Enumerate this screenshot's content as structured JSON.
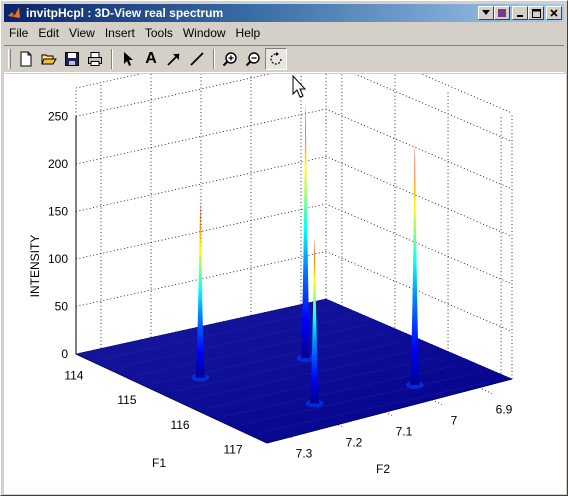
{
  "window": {
    "title": "invitpHcpl : 3D-View real spectrum",
    "icon": "matlab-logo-icon",
    "controls": [
      "dock-icon",
      "minimize-icon",
      "maximize-icon",
      "close-icon"
    ]
  },
  "menubar": {
    "items": [
      {
        "name": "menu-file",
        "label": "File"
      },
      {
        "name": "menu-edit",
        "label": "Edit"
      },
      {
        "name": "menu-view",
        "label": "View"
      },
      {
        "name": "menu-insert",
        "label": "Insert"
      },
      {
        "name": "menu-tools",
        "label": "Tools"
      },
      {
        "name": "menu-window",
        "label": "Window"
      },
      {
        "name": "menu-help",
        "label": "Help"
      }
    ]
  },
  "toolbar": {
    "tools": [
      "new-file-icon",
      "open-folder-icon",
      "save-icon",
      "print-icon",
      "select-arrow-icon",
      "insert-text-icon",
      "insert-arrow-icon",
      "insert-line-icon",
      "zoom-in-icon",
      "zoom-out-icon",
      "rotate-3d-icon"
    ],
    "text_tool_label": "A",
    "active_tool": "rotate-3d-icon"
  },
  "chart_data": {
    "type": "surface",
    "title": "",
    "zlabel": "INTENSITY",
    "xlabel": "F1",
    "ylabel": "F2",
    "zticks": [
      "0",
      "50",
      "100",
      "150",
      "200",
      "250"
    ],
    "xticks": [
      "114",
      "115",
      "116",
      "117"
    ],
    "yticks": [
      "6.9",
      "7",
      "7.1",
      "7.2",
      "7.3"
    ],
    "zlim": [
      0,
      300
    ],
    "grid": true,
    "colormap": [
      "#00008f",
      "#0000ff",
      "#0080ff",
      "#00ffff",
      "#80ff80",
      "#ffff00",
      "#ff8000",
      "#ff0000",
      "#800000"
    ],
    "peaks": [
      {
        "F1": 115.1,
        "F2": 7.25,
        "intensity": 185
      },
      {
        "F1": 115.2,
        "F2": 7.05,
        "intensity": 270
      },
      {
        "F1": 116.5,
        "F2": 7.17,
        "intensity": 175
      },
      {
        "F1": 116.6,
        "F2": 6.98,
        "intensity": 255
      }
    ]
  }
}
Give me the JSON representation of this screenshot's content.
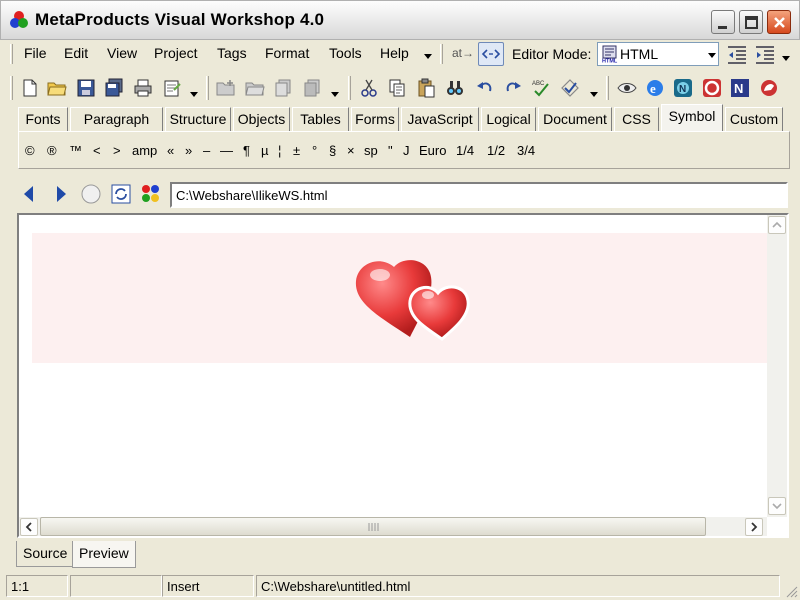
{
  "window": {
    "title": "MetaProducts Visual Workshop 4.0"
  },
  "menu": {
    "items": [
      "File",
      "Edit",
      "View",
      "Project",
      "Tags",
      "Format",
      "Tools",
      "Help"
    ]
  },
  "toolbar": {
    "editor_mode_label": "Editor Mode:",
    "editor_mode_value": "HTML",
    "at_label": "at→"
  },
  "tabs": [
    "Fonts",
    "Paragraph",
    "Structure",
    "Objects",
    "Tables",
    "Forms",
    "JavaScript",
    "Logical",
    "Document",
    "CSS",
    "Symbol",
    "Custom"
  ],
  "active_tab": "Symbol",
  "symbols": [
    "©",
    "®",
    "™",
    "<",
    ">",
    "amp",
    "«",
    "»",
    "–",
    "—",
    "¶",
    "µ",
    "¦",
    "±",
    "°",
    "§",
    "×",
    "sp",
    "\"",
    "J",
    "Euro",
    "1/4",
    "1/2",
    "3/4"
  ],
  "nav": {
    "url": "C:\\Webshare\\IlikeWS.html"
  },
  "bottom_tabs": {
    "source": "Source",
    "preview": "Preview"
  },
  "status": {
    "position": "1:1",
    "mode": "Insert",
    "file": "C:\\Webshare\\untitled.html"
  },
  "colors": {
    "heart": "#e83a3a",
    "banner_bg": "#fdf0f0"
  }
}
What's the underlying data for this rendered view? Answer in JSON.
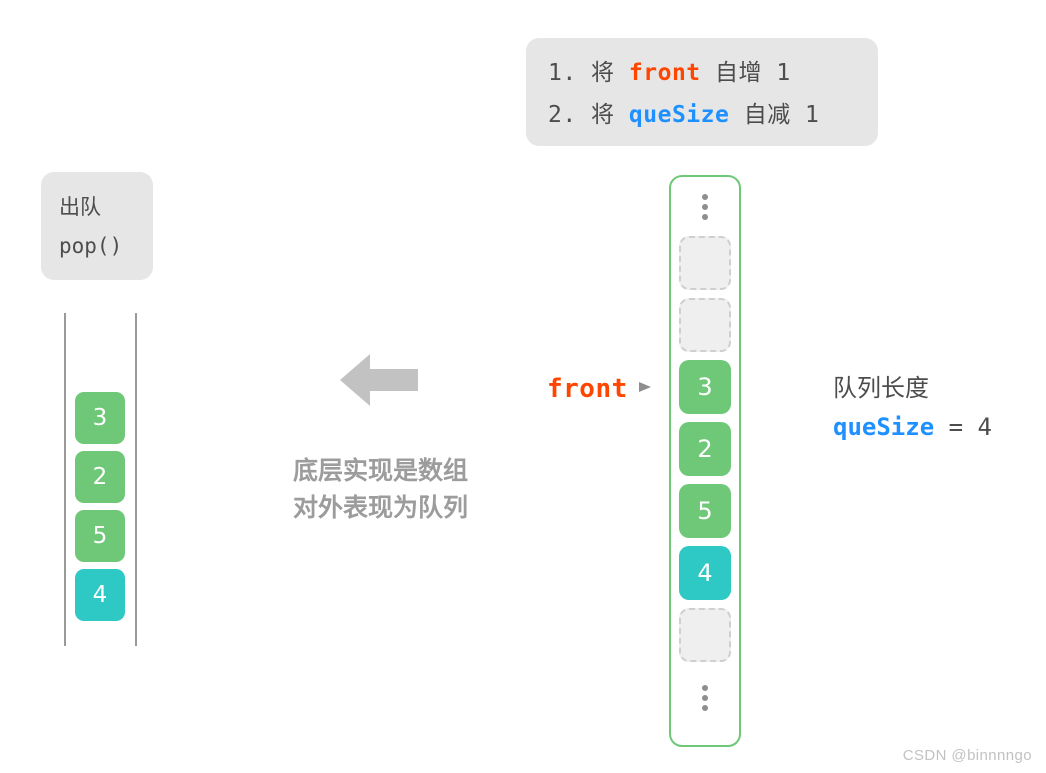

···

◆ Exercise aim:
Scan the listing above for the word "arrow" and show each line where it is found.

◆ Task answer:
      "select-arrow-icon",
      "insert-arrow-icon",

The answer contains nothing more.